What to work on
Word for word, restate every line of the material.

Task data
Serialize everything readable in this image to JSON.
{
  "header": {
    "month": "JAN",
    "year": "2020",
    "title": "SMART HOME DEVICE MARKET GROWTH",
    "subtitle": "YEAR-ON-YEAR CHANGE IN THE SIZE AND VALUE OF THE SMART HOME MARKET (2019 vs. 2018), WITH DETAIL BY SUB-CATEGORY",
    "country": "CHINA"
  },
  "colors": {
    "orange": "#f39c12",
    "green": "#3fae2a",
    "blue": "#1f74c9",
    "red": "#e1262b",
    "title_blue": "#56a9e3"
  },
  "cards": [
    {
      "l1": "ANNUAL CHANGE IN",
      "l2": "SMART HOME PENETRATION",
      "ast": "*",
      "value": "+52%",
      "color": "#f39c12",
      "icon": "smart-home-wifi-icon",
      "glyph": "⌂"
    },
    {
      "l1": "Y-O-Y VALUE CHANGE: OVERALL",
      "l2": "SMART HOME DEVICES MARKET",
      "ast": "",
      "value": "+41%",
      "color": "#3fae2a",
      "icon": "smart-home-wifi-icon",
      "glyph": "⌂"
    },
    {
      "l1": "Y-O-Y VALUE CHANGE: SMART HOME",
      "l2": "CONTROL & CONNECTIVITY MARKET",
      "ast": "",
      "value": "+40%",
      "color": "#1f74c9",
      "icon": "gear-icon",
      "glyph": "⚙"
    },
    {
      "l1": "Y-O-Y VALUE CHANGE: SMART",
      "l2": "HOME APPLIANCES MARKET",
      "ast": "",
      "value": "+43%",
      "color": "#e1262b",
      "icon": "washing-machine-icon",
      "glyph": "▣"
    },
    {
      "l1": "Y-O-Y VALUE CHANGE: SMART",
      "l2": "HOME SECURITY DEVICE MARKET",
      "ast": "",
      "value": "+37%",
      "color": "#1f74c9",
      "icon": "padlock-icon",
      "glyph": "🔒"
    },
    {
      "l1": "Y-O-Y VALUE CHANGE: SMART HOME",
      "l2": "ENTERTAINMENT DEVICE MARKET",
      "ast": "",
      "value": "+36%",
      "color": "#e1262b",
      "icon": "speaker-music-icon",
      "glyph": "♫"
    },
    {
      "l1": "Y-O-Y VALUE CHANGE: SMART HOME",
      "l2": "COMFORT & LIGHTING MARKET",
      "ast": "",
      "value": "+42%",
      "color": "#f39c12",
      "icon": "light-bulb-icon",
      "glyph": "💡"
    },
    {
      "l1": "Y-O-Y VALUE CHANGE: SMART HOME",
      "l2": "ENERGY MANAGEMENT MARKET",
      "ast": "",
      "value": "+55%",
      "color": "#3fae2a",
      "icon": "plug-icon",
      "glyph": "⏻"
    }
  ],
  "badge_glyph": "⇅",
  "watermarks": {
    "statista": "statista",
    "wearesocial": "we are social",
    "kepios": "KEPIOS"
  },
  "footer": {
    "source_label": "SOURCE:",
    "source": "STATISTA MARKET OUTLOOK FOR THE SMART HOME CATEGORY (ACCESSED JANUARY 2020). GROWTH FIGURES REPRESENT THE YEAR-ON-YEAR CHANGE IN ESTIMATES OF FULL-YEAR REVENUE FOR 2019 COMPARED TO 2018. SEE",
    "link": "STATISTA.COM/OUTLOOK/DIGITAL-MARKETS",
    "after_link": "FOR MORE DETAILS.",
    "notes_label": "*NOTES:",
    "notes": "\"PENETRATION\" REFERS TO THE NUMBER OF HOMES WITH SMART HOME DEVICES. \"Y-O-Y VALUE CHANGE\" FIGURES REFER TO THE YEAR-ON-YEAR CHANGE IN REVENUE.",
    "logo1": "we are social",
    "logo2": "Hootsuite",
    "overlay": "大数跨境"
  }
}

Result of this task
Serialize everything readable in this image to JSON.
{
  "header": {
    "month": "JAN",
    "year": "2020",
    "title": "SMART HOME DEVICE MARKET GROWTH",
    "subtitle": "YEAR-ON-YEAR CHANGE IN THE SIZE AND VALUE OF THE SMART HOME MARKET (2019 vs. 2018), WITH DETAIL BY SUB-CATEGORY",
    "country": "CHINA"
  },
  "colors": {
    "orange": "#f39c12",
    "green": "#3fae2a",
    "blue": "#1f74c9",
    "red": "#e1262b",
    "title_blue": "#56a9e3"
  },
  "cards": [
    {
      "l1": "ANNUAL CHANGE IN",
      "l2": "SMART HOME PENETRATION",
      "ast": "*",
      "value": "+52%",
      "color": "#f39c12",
      "icon": "smart-home-wifi-icon",
      "glyph": "⌂"
    },
    {
      "l1": "Y-O-Y VALUE CHANGE: OVERALL",
      "l2": "SMART HOME DEVICES MARKET",
      "ast": "",
      "value": "+41%",
      "color": "#3fae2a",
      "icon": "smart-home-wifi-icon",
      "glyph": "⌂"
    },
    {
      "l1": "Y-O-Y VALUE CHANGE: SMART HOME",
      "l2": "CONTROL & CONNECTIVITY MARKET",
      "ast": "",
      "value": "+40%",
      "color": "#1f74c9",
      "icon": "gear-icon",
      "glyph": "⚙"
    },
    {
      "l1": "Y-O-Y VALUE CHANGE: SMART",
      "l2": "HOME APPLIANCES MARKET",
      "ast": "",
      "value": "+43%",
      "color": "#e1262b",
      "icon": "washing-machine-icon",
      "glyph": "▣"
    },
    {
      "l1": "Y-O-Y VALUE CHANGE: SMART",
      "l2": "HOME SECURITY DEVICE MARKET",
      "ast": "",
      "value": "+37%",
      "color": "#1f74c9",
      "icon": "padlock-icon",
      "glyph": "🔒"
    },
    {
      "l1": "Y-O-Y VALUE CHANGE: SMART HOME",
      "l2": "ENTERTAINMENT DEVICE MARKET",
      "ast": "",
      "value": "+36%",
      "color": "#e1262b",
      "icon": "speaker-music-icon",
      "glyph": "♫"
    },
    {
      "l1": "Y-O-Y VALUE CHANGE: SMART HOME",
      "l2": "COMFORT & LIGHTING MARKET",
      "ast": "",
      "value": "+42%",
      "color": "#f39c12",
      "icon": "light-bulb-icon",
      "glyph": "💡"
    },
    {
      "l1": "Y-O-Y VALUE CHANGE: SMART HOME",
      "l2": "ENERGY MANAGEMENT MARKET",
      "ast": "",
      "value": "+55%",
      "color": "#3fae2a",
      "icon": "plug-icon",
      "glyph": "⏻"
    }
  ],
  "badge_glyph": "⇅",
  "watermarks": {
    "statista": "statista",
    "wearesocial": "we are social",
    "kepios": "KEPIOS"
  },
  "footer": {
    "source_label": "SOURCE:",
    "source": "STATISTA MARKET OUTLOOK FOR THE SMART HOME CATEGORY (ACCESSED JANUARY 2020). GROWTH FIGURES REPRESENT THE YEAR-ON-YEAR CHANGE IN ESTIMATES OF FULL-YEAR REVENUE FOR 2019 COMPARED TO 2018. SEE",
    "link": "STATISTA.COM/OUTLOOK/DIGITAL-MARKETS",
    "after_link": "FOR MORE DETAILS.",
    "notes_label": "*NOTES:",
    "notes": "\"PENETRATION\" REFERS TO THE NUMBER OF HOMES WITH SMART HOME DEVICES. \"Y-O-Y VALUE CHANGE\" FIGURES REFER TO THE YEAR-ON-YEAR CHANGE IN REVENUE.",
    "logo1": "we are social",
    "logo2": "Hootsuite",
    "overlay": "大数跨境"
  }
}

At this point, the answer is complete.